───── Lesetext

• Kosten und Beantragung bei einer MBOR

    Die Dr. Becker Klinikgruppe sagt Ihnen, wie Sie eine MBOR (medizinisch-beruflich orientierte Rehabilitation) erhalten können!

     
    Wer übernimmt die Kosten?
    Beantragung MBOR
    Die Kosten einer MBOR werden in der Regel von der deutschen Rentenversicherung (DRV) getragen. Grundvoraussetzung ist, dass die Teilnahme an einer Rehabilitationsmaßnahme von diesem Kostenträger genehmigt wurde.
    Wie beantrage ich eine MBOR?
    Sofern Sie erwerbstätig sind, ist die Deutsche Rentenversicherung (DRV) der für Sie zuständige Kostenträger. Bei ihr beantragen Sie eine Rehabilitation, nicht aber speziell eine MBOR. Stattdessen prüft die DRV anhand Ihres Antrags, ob eine MBOR durchgeführt werden soll oder ob eine Rehabilitation ohne ein spezielles MBOR-Angebot zielführender für den Patienten ist.

    So erfolgt die Prüfung eines MBOR-Bedarfs
    Sowohl die DRV als auch die Rehaklinik, die der Patient später besucht, prüfen durch ein spezielles Diagnostik- und Einstufungsverfahren (Screening), ob ein MBOR-Bedarf besteht. Fällt dieses sogenannte Screening positiv aus, werden dem Patienten spezielle MBOR-Therapien von der Klinik angeboten.

──────────
───── Inhalt des Datensatzes

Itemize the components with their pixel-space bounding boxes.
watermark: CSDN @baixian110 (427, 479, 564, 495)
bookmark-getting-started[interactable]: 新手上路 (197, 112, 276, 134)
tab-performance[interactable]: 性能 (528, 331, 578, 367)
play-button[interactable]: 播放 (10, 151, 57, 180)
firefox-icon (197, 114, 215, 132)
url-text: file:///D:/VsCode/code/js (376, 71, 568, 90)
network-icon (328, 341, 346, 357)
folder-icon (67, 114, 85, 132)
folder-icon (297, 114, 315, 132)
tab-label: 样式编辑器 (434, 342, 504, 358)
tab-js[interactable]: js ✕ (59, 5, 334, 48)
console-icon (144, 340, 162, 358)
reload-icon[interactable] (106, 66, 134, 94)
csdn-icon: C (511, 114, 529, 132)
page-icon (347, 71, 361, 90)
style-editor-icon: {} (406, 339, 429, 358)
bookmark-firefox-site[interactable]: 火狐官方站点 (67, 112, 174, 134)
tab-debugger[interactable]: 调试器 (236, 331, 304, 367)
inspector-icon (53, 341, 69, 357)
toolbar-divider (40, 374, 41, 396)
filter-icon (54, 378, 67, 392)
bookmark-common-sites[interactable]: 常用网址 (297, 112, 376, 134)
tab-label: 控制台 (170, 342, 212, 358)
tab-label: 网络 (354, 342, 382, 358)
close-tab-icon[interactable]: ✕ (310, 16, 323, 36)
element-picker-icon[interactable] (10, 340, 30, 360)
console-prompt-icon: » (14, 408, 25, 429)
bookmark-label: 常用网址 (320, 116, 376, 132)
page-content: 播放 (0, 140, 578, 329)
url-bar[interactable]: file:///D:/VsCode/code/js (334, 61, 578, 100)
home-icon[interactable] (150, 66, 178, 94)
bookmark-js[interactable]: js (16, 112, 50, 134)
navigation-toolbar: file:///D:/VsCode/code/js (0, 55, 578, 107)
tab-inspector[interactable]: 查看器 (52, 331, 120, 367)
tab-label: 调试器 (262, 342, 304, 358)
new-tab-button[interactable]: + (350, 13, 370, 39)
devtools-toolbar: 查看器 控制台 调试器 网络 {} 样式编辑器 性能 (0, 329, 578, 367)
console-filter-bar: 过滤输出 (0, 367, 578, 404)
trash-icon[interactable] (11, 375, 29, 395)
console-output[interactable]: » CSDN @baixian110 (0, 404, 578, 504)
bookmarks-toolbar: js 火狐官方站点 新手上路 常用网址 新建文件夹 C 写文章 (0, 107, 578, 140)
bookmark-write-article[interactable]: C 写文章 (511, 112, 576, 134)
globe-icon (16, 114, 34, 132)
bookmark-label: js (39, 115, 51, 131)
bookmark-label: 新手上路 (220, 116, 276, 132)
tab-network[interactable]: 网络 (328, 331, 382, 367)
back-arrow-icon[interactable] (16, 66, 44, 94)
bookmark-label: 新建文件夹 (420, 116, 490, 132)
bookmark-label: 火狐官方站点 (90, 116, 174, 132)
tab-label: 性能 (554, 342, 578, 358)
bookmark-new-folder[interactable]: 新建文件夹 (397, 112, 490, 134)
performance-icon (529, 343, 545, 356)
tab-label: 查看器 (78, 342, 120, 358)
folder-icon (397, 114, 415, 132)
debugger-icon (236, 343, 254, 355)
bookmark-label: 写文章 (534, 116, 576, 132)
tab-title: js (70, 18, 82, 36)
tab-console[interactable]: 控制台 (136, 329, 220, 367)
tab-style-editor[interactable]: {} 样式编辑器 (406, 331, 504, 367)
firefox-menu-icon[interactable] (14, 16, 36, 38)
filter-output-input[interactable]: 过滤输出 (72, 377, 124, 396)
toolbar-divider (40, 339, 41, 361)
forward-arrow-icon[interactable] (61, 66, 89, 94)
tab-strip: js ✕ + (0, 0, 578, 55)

──────────

**Aufgaben**
1. Beantworten Sie drei Fragen zum Text über die MBOR:
(a) Wer trägt in der Regel die Kosten einer MBOR?
(b) Beantragt man bei der DRV speziell eine MBOR oder eine Rehabilitation?
(c) Was bietet die Klinik dem Patienten an, wenn das Screening positiv ausfällt?
2. Wie lautet dieser Satz aus dem Text über die MBOR auf Englisch: „Fällt dieses sogenannte Screening positiv aus, werden dem Patienten spezielle MBOR-Therapien von der Klinik angeboten.“?
3. Schreiben Sie den Text über die MBOR nach seinem letzten Satz weiter.
Die Zeilen werden für die Aufgaben nicht gebraucht.

**Lösungen**
1.
(a) Die Deutsche Rentenversicherung (DRV).
(b) Eine Rehabilitation, nicht speziell eine MBOR.
(c) Spezielle MBOR-Therapien.

2. If this so-called screening turns out positive, the clinic offers the patient special MBOR therapies.

3.
    Ihre Wunschklinik
    Es ist grundsätzlich möglich, dass sich Patienten die Klinik für ihre Rehabilitation selbst aussuchen. Dafür muss der Patient im Rehaantragsverfahren von seinem Wunsch- und Wahlrecht Gebrauch machen. Wie das geht, lesen Sie hier.

    MBOR bei Dr. Becker
    Sämtliche Dr. Becker Kliniken bieten Ihnen zahlreiche qualifizierte MBOR-Behandlungsmöglichkeiten. Lesen Sie dazu auch die Informationen unter „MBOR bei Dr. Becker“. Wenn Sie Ihre Rehabilitation in einer unserer Kliniken machen möchten, vermerken Sie auf den Wunsch- und Wahlrechtsformularen als Begründung für Ihre Wahl z. B. eine besondere berufliche Problemlage (BBPL).

    Unser Tipp
    Nicht jede Rehaklinik bietet ihren Patienten die sogenannten MBOR-Kernleistungen bei BBPL an. Falls Sie besonderen Wert auf eine speziell berufsorientierte Rehabilitation legen, informieren Sie sich deshalb besser vor Antragsstellung über das jeweilige Angebot.